— begin Task inputs —
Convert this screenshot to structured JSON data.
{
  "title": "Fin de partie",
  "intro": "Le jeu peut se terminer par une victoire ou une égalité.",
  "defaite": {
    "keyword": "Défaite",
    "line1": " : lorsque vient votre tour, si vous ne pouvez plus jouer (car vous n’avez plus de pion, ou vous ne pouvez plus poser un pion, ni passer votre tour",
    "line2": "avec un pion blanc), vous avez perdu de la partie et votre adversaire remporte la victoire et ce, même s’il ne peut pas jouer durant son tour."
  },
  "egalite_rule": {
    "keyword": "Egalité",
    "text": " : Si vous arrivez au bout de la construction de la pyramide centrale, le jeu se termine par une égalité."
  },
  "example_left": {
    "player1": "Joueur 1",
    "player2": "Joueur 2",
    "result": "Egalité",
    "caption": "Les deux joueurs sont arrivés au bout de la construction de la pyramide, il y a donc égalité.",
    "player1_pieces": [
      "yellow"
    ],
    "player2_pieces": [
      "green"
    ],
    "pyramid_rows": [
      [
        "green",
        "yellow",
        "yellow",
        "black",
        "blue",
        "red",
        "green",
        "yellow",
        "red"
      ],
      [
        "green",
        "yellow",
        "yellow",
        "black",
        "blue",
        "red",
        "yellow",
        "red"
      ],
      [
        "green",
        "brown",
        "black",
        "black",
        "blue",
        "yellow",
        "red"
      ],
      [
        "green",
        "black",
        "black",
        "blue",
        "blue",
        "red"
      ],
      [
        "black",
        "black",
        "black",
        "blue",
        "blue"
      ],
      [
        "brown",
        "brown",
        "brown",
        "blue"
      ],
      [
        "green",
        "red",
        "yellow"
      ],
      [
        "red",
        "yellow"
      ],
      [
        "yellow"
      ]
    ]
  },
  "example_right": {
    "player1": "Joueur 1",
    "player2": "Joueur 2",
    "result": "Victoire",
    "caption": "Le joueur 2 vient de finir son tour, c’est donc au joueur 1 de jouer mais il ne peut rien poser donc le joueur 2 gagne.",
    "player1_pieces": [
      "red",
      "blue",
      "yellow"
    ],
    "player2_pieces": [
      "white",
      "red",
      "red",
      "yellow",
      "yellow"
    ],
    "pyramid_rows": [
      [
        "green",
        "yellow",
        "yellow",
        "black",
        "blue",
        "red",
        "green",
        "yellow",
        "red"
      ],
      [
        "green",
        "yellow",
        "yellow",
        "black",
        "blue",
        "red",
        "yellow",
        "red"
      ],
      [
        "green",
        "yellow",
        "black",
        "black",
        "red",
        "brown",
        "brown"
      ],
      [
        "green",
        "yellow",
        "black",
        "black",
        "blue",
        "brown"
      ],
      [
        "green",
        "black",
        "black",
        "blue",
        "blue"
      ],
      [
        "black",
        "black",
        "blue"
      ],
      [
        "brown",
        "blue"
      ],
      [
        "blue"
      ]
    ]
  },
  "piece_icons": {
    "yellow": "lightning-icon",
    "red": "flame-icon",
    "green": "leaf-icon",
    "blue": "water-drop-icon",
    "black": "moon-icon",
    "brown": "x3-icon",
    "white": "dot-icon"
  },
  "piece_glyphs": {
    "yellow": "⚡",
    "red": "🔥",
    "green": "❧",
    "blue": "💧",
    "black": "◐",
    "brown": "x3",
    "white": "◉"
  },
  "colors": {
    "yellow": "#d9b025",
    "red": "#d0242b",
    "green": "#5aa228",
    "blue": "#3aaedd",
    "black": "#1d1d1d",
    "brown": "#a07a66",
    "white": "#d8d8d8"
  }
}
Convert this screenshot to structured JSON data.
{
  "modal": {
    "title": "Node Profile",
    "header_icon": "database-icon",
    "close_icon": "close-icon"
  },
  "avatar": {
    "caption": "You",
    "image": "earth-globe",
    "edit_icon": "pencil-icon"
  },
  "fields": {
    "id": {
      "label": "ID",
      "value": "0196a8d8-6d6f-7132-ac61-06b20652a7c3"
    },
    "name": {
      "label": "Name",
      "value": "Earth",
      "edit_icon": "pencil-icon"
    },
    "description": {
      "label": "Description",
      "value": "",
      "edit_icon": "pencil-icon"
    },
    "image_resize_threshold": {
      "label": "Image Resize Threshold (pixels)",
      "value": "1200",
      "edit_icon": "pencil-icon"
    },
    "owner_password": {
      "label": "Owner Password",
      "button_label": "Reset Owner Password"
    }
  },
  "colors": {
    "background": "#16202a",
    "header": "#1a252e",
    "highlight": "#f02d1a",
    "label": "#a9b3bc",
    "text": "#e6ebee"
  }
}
— end Task inputs —
Say how many lines in the records hold "peut", with the number as the whole reply.

3